DO THIS – Filter the records for lines holding the string "sidebar".

DATA TO PROCESS –
+---+
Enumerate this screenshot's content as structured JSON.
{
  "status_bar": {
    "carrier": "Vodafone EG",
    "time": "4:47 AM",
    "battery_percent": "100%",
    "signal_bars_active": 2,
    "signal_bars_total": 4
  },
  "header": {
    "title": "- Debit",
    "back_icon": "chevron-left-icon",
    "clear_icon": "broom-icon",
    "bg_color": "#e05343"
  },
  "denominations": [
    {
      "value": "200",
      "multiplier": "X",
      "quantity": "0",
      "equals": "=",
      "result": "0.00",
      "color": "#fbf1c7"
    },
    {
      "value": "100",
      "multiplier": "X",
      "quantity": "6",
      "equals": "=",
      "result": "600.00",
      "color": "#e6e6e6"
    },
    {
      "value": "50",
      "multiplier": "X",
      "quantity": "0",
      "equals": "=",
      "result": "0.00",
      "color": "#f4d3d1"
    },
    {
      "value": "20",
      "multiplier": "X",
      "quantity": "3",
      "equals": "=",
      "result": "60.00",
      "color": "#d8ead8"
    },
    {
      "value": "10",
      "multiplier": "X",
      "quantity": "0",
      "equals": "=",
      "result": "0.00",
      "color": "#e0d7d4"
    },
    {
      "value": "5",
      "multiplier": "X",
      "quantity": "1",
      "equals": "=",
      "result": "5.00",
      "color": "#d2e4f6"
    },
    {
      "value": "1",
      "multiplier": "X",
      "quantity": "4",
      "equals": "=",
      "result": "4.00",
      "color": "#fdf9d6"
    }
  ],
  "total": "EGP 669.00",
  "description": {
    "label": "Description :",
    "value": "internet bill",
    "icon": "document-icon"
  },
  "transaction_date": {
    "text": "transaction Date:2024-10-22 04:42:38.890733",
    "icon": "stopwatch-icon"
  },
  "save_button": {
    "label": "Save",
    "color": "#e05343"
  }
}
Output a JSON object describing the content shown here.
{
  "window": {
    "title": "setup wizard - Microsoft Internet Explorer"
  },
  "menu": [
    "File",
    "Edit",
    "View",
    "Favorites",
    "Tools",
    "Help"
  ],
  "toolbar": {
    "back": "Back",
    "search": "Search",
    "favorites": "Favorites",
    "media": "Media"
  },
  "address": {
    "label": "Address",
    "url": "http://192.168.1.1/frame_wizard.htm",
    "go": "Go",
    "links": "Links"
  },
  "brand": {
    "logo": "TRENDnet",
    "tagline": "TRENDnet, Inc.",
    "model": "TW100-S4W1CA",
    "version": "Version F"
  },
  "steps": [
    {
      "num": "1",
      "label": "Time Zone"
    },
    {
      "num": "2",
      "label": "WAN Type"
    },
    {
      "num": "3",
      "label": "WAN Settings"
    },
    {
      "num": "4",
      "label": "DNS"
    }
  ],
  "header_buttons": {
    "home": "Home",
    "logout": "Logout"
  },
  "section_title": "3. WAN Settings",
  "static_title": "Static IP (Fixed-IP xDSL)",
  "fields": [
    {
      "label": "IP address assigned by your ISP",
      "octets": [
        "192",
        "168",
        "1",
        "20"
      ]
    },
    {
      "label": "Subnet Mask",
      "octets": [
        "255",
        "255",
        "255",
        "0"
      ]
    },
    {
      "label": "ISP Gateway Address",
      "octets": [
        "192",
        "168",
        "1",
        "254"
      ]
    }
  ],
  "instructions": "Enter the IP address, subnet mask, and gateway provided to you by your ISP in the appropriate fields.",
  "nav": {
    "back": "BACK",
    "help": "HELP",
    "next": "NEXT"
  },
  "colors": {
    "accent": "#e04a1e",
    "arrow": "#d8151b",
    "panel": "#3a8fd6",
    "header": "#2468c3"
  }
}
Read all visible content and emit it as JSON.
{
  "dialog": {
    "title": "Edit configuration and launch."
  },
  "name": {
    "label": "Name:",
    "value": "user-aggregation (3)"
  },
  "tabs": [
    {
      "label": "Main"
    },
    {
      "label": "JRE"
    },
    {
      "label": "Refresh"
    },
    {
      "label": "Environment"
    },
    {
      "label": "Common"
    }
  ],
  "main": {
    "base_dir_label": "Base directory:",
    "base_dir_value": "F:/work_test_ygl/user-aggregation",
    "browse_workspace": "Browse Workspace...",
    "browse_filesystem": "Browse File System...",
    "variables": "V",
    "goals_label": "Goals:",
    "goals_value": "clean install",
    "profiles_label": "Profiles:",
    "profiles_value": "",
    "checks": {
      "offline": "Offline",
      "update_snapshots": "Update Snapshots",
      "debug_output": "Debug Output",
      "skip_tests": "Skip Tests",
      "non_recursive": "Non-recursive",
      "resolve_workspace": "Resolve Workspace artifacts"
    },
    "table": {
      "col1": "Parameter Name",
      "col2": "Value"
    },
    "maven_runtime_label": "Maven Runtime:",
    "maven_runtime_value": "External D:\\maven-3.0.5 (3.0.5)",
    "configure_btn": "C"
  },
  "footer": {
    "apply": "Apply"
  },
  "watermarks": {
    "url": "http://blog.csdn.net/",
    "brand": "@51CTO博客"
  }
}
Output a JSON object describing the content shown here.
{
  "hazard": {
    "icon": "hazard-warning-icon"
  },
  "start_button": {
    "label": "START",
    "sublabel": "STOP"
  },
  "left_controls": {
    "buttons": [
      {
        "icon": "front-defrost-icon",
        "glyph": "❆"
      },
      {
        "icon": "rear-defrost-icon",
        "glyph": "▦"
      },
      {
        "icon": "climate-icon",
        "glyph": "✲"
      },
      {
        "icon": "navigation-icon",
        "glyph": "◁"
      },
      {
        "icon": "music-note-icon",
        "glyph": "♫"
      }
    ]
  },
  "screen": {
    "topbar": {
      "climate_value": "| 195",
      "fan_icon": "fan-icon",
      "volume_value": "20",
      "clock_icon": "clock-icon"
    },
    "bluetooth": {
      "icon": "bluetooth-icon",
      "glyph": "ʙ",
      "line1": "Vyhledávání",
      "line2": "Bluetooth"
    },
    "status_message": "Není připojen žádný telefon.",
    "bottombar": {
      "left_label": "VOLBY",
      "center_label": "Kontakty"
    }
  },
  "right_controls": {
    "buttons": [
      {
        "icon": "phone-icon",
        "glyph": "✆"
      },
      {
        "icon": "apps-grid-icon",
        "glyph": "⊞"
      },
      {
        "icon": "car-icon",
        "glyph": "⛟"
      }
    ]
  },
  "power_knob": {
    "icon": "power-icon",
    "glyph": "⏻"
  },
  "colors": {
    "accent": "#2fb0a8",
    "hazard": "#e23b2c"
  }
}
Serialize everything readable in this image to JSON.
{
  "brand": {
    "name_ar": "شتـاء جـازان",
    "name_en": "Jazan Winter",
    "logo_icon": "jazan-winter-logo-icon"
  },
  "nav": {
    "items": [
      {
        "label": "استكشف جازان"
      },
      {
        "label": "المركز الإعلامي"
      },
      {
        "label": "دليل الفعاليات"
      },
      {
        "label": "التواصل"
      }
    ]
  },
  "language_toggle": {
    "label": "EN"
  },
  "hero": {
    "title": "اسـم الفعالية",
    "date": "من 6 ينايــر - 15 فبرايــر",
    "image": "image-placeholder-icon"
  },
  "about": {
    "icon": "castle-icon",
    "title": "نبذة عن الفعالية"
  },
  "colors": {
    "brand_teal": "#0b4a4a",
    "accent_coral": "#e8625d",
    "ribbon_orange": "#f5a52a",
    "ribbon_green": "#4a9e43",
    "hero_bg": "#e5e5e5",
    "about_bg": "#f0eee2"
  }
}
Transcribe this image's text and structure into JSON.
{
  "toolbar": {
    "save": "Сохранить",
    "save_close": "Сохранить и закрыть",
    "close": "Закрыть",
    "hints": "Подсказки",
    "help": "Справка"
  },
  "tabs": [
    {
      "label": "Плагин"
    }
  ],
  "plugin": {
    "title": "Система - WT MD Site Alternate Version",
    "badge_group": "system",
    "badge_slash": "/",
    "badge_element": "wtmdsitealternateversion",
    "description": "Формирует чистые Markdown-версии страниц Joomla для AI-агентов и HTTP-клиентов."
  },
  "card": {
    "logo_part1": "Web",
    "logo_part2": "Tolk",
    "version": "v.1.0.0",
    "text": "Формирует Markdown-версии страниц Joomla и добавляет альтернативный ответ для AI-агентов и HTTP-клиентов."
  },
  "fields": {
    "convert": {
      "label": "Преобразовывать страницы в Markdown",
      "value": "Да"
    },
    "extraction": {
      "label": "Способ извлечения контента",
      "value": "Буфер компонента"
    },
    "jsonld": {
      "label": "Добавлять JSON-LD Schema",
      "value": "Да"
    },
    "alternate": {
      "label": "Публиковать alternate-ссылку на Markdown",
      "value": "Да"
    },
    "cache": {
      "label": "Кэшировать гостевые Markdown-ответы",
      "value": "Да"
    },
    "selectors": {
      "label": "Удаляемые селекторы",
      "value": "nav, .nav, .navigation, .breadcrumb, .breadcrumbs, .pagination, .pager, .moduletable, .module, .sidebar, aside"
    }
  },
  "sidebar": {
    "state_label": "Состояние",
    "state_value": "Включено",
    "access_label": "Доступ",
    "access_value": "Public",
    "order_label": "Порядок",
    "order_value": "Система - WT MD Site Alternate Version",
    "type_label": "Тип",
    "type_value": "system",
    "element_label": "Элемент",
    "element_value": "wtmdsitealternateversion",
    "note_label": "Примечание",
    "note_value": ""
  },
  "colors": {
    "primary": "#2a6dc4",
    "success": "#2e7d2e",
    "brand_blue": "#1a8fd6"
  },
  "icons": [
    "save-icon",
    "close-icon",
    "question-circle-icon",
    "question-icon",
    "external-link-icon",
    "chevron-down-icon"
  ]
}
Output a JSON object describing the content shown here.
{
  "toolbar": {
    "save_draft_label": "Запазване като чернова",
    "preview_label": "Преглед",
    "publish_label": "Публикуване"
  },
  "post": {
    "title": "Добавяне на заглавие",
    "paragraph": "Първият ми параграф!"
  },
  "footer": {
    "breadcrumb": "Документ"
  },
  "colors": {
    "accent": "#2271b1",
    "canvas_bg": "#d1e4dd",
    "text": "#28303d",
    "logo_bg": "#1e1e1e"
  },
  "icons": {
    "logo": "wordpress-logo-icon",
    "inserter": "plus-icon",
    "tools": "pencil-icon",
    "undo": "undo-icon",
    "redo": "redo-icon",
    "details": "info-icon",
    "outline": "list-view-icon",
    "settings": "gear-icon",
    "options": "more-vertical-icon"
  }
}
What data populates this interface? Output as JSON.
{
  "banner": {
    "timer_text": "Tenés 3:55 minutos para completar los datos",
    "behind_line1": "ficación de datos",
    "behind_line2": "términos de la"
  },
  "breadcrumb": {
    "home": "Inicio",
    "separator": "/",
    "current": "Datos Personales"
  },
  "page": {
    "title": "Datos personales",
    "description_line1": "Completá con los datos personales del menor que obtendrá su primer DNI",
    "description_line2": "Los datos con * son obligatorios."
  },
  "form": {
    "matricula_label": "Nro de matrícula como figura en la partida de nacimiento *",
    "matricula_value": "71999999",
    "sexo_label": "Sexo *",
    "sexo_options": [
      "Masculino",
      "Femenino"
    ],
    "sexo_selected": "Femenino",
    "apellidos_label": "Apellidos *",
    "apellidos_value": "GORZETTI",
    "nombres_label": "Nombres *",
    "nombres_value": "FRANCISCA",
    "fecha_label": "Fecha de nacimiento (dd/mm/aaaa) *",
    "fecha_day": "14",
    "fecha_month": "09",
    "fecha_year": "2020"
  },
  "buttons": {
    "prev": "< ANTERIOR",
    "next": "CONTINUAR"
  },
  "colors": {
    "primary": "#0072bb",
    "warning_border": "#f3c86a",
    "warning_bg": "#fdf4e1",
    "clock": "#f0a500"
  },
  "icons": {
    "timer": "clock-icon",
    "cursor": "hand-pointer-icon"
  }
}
+---+
RESULT –
      "value": "nav, .nav, .navigation, .breadcrumb, .breadcrumbs, .pagination, .pager, .moduletable, .module, .sidebar, aside"
  "sidebar": {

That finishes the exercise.